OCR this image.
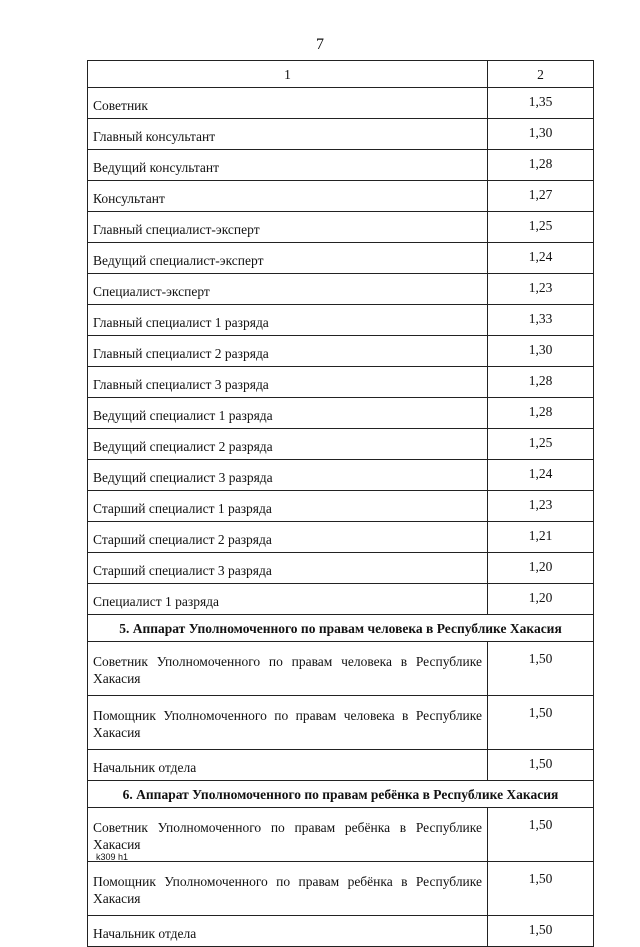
7
1	2
Советник	1,35
Главный консультант	1,30
Ведущий консультант	1,28
Консультант	1,27
Главный специалист-эксперт	1,25
Ведущий специалист-эксперт	1,24
Специалист-эксперт	1,23
Главный специалист 1 разряда	1,33
Главный специалист 2 разряда	1,30
Главный специалист 3 разряда	1,28
Ведущий специалист 1 разряда	1,28
Ведущий специалист 2 разряда	1,25
Ведущий специалист 3 разряда	1,24
Старший специалист 1 разряда	1,23
Старший специалист 2 разряда	1,21
Старший специалист 3 разряда	1,20
Специалист 1 разряда	1,20
5. Аппарат Уполномоченного по правам человека в Республике Хакасия	
Советник Уполномоченного по правам человека в Республике Хакасия	1,50
Помощник Уполномоченного по правам человека в Республике Хакасия	1,50
Начальник отдела	1,50
6. Аппарат Уполномоченного по правам ребёнка в Республике Хакасия	
Советник Уполномоченного по правам ребёнка в Республике Хакасия	1,50
Помощник Уполномоченного по правам ребёнка в Республике Хакасия	1,50
Начальник отдела	1,50
k309 h1
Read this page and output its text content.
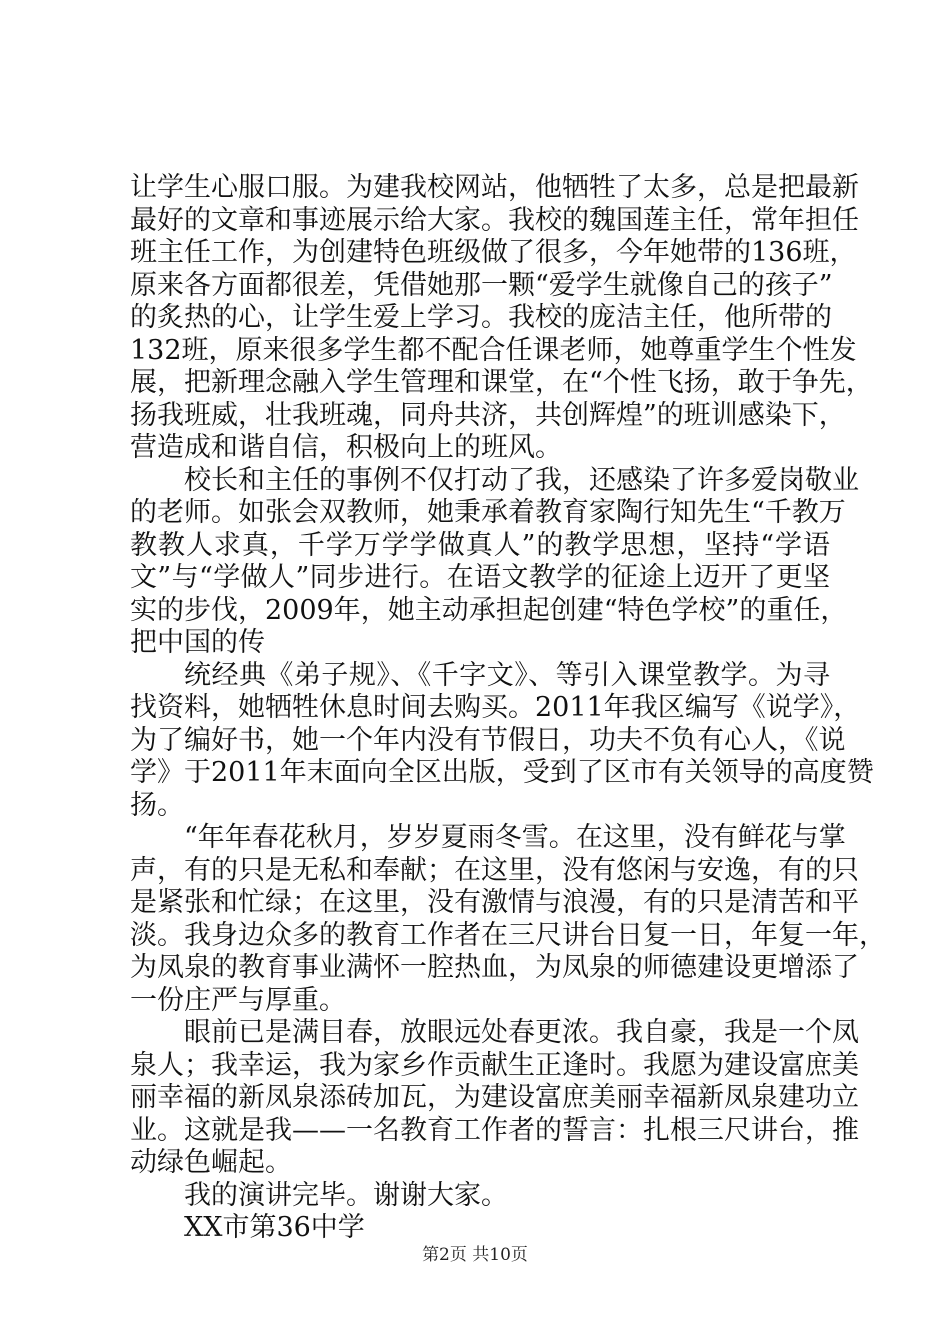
让学生心服口服。为建我校网站，他牺牲了太多，总是把最新
最好的文章和事迹展示给大家。我校的魏国莲主任，常年担任
班主任工作，为创建特色班级做了很多，今年她带的136班，
原来各方面都很差，凭借她那一颗“爱学生就像自己的孩子”
的炙热的心，让学生爱上学习。我校的庞洁主任，他所带的
132班，原来很多学生都不配合任课老师，她尊重学生个性发
展，把新理念融入学生管理和课堂，在“个性飞扬，敢于争先，
扬我班威，壮我班魂，同舟共济，共创辉煌”的班训感染下，
营造成和谐自信，积极向上的班风。
校长和主任的事例不仅打动了我，还感染了许多爱岗敬业
的老师。如张会双教师，她秉承着教育家陶行知先生“千教万
教教人求真，千学万学学做真人”的教学思想，坚持“学语
文”与“学做人”同步进行。在语文教学的征途上迈开了更坚
实的步伐，2009年，她主动承担起创建“特色学校”的重任，
把中国的传
统经典《弟子规》、《千字文》、等引入课堂教学。为寻
找资料，她牺牲休息时间去购买。2011年我区编写《说学》，
为了编好书，她一个年内没有节假日，功夫不负有心人，《说
学》于2011年末面向全区出版，受到了区市有关领导的高度赞
扬。
“年年春花秋月，岁岁夏雨冬雪。在这里，没有鲜花与掌
声，有的只是无私和奉献；在这里，没有悠闲与安逸，有的只
是紧张和忙绿；在这里，没有激情与浪漫，有的只是清苦和平
淡。我身边众多的教育工作者在三尺讲台日复一日，年复一年，
为凤泉的教育事业满怀一腔热血，为凤泉的师德建设更增添了
一份庄严与厚重。
眼前已是满目春，放眼远处春更浓。我自豪，我是一个凤
泉人；我幸运，我为家乡作贡献生正逢时。我愿为建设富庶美
丽幸福的新凤泉添砖加瓦，为建设富庶美丽幸福新凤泉建功立
业。这就是我——一名教育工作者的誓言：扎根三尺讲台，推
动绿色崛起。
我的演讲完毕。谢谢大家。
XX市第36中学
第2页 共10页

# Your goal:
Search the records for the word "Республике". Copy every line that has it.

# Full solution:
5. Аппарат Уполномоченного по правам человека в Республике Хакасия	
Советник Уполномоченного по правам человека в Республике Хакасия	1,50
Помощник Уполномоченного по правам человека в Республике Хакасия	1,50
6. Аппарат Уполномоченного по правам ребёнка в Республике Хакасия	
Советник Уполномоченного по правам ребёнка в Республике Хакасия	1,50
Помощник Уполномоченного по правам ребёнка в Республике Хакасия	1,50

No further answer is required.